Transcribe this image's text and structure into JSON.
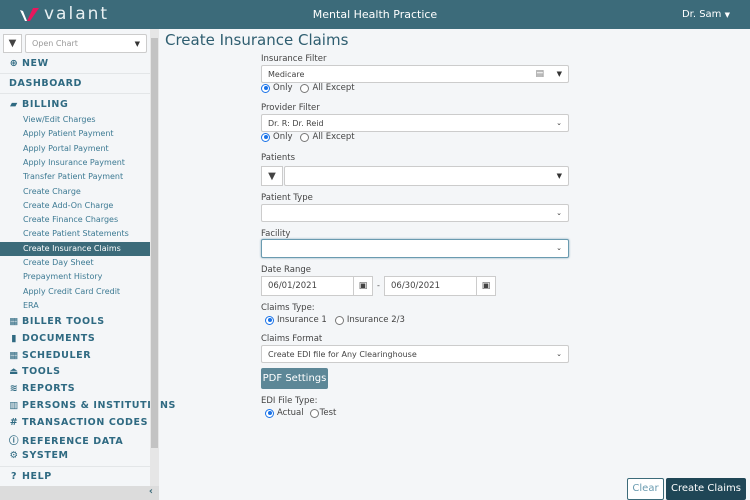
{
  "header": {
    "logo_text": "valant",
    "app_title": "Mental Health Practice",
    "user": "Dr. Sam",
    "colors": {
      "header": "#3c6b7a",
      "logo_accent": "#e8175d"
    }
  },
  "sidebar": {
    "open_chart_placeholder": "Open Chart",
    "new": "NEW",
    "dashboard": "DASHBOARD",
    "billing": "BILLING",
    "billing_items": [
      "View/Edit Charges",
      "Apply Patient Payment",
      "Apply Portal Payment",
      "Apply Insurance Payment",
      "Transfer Patient Payment",
      "Create Charge",
      "Create Add-On Charge",
      "Create Finance Charges",
      "Create Patient Statements",
      "Create Insurance Claims",
      "Create Day Sheet",
      "Prepayment History",
      "Apply Credit Card Credit",
      "ERA"
    ],
    "active_item": "Create Insurance Claims",
    "sections": [
      {
        "label": "BILLER TOOLS",
        "icon": "calculator-icon"
      },
      {
        "label": "DOCUMENTS",
        "icon": "file-icon"
      },
      {
        "label": "SCHEDULER",
        "icon": "calendar-icon"
      },
      {
        "label": "TOOLS",
        "icon": "toolbox-icon"
      },
      {
        "label": "REPORTS",
        "icon": "layers-icon"
      },
      {
        "label": "PERSONS & INSTITUTIONS",
        "icon": "building-icon"
      },
      {
        "label": "TRANSACTION CODES",
        "icon": "hash-icon"
      },
      {
        "label": "REFERENCE DATA",
        "icon": "info-icon"
      },
      {
        "label": "SYSTEM",
        "icon": "gears-icon"
      }
    ],
    "help": "HELP"
  },
  "main": {
    "title": "Create Insurance Claims",
    "insurance_filter": {
      "label": "Insurance Filter",
      "value": "Medicare",
      "only": "Only",
      "all_except": "All Except",
      "selected": "Only"
    },
    "provider_filter": {
      "label": "Provider Filter",
      "value": "Dr. R: Dr. Reid",
      "only": "Only",
      "all_except": "All Except",
      "selected": "Only"
    },
    "patients": {
      "label": "Patients",
      "value": ""
    },
    "patient_type": {
      "label": "Patient Type",
      "value": ""
    },
    "facility": {
      "label": "Facility",
      "value": ""
    },
    "date_range": {
      "label": "Date Range",
      "start": "06/01/2021",
      "separator": "-",
      "end": "06/30/2021"
    },
    "claims_type": {
      "label": "Claims Type:",
      "options": [
        "Insurance 1",
        "Insurance 2/3"
      ],
      "selected": "Insurance 1"
    },
    "claims_format": {
      "label": "Claims Format",
      "value": "Create EDI file for Any Clearinghouse"
    },
    "pdf_settings": "PDF Settings",
    "edi_file_type": {
      "label": "EDI File Type:",
      "options": [
        "Actual",
        "Test"
      ],
      "selected": "Actual"
    },
    "clear": "Clear",
    "create_claims": "Create Claims"
  }
}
▬▬▬▬▬▬▬▬▬▬
■ TASK DESCRIPTION:
Transcribe all entries above exactly. Drop the pictures.

■ EXERCISE RESPONSE:
Transcribe this image's text and structure into JSON.
{
  "header": {
    "logo_text": "valant",
    "app_title": "Mental Health Practice",
    "user": "Dr. Sam",
    "colors": {
      "header": "#3c6b7a",
      "logo_accent": "#e8175d"
    }
  },
  "sidebar": {
    "open_chart_placeholder": "Open Chart",
    "new": "NEW",
    "dashboard": "DASHBOARD",
    "billing": "BILLING",
    "billing_items": [
      "View/Edit Charges",
      "Apply Patient Payment",
      "Apply Portal Payment",
      "Apply Insurance Payment",
      "Transfer Patient Payment",
      "Create Charge",
      "Create Add-On Charge",
      "Create Finance Charges",
      "Create Patient Statements",
      "Create Insurance Claims",
      "Create Day Sheet",
      "Prepayment History",
      "Apply Credit Card Credit",
      "ERA"
    ],
    "active_item": "Create Insurance Claims",
    "sections": [
      {
        "label": "BILLER TOOLS",
        "icon": "calculator-icon"
      },
      {
        "label": "DOCUMENTS",
        "icon": "file-icon"
      },
      {
        "label": "SCHEDULER",
        "icon": "calendar-icon"
      },
      {
        "label": "TOOLS",
        "icon": "toolbox-icon"
      },
      {
        "label": "REPORTS",
        "icon": "layers-icon"
      },
      {
        "label": "PERSONS & INSTITUTIONS",
        "icon": "building-icon"
      },
      {
        "label": "TRANSACTION CODES",
        "icon": "hash-icon"
      },
      {
        "label": "REFERENCE DATA",
        "icon": "info-icon"
      },
      {
        "label": "SYSTEM",
        "icon": "gears-icon"
      }
    ],
    "help": "HELP"
  },
  "main": {
    "title": "Create Insurance Claims",
    "insurance_filter": {
      "label": "Insurance Filter",
      "value": "Medicare",
      "only": "Only",
      "all_except": "All Except",
      "selected": "Only"
    },
    "provider_filter": {
      "label": "Provider Filter",
      "value": "Dr. R: Dr. Reid",
      "only": "Only",
      "all_except": "All Except",
      "selected": "Only"
    },
    "patients": {
      "label": "Patients",
      "value": ""
    },
    "patient_type": {
      "label": "Patient Type",
      "value": ""
    },
    "facility": {
      "label": "Facility",
      "value": ""
    },
    "date_range": {
      "label": "Date Range",
      "start": "06/01/2021",
      "separator": "-",
      "end": "06/30/2021"
    },
    "claims_type": {
      "label": "Claims Type:",
      "options": [
        "Insurance 1",
        "Insurance 2/3"
      ],
      "selected": "Insurance 1"
    },
    "claims_format": {
      "label": "Claims Format",
      "value": "Create EDI file for Any Clearinghouse"
    },
    "pdf_settings": "PDF Settings",
    "edi_file_type": {
      "label": "EDI File Type:",
      "options": [
        "Actual",
        "Test"
      ],
      "selected": "Actual"
    },
    "clear": "Clear",
    "create_claims": "Create Claims"
  }
}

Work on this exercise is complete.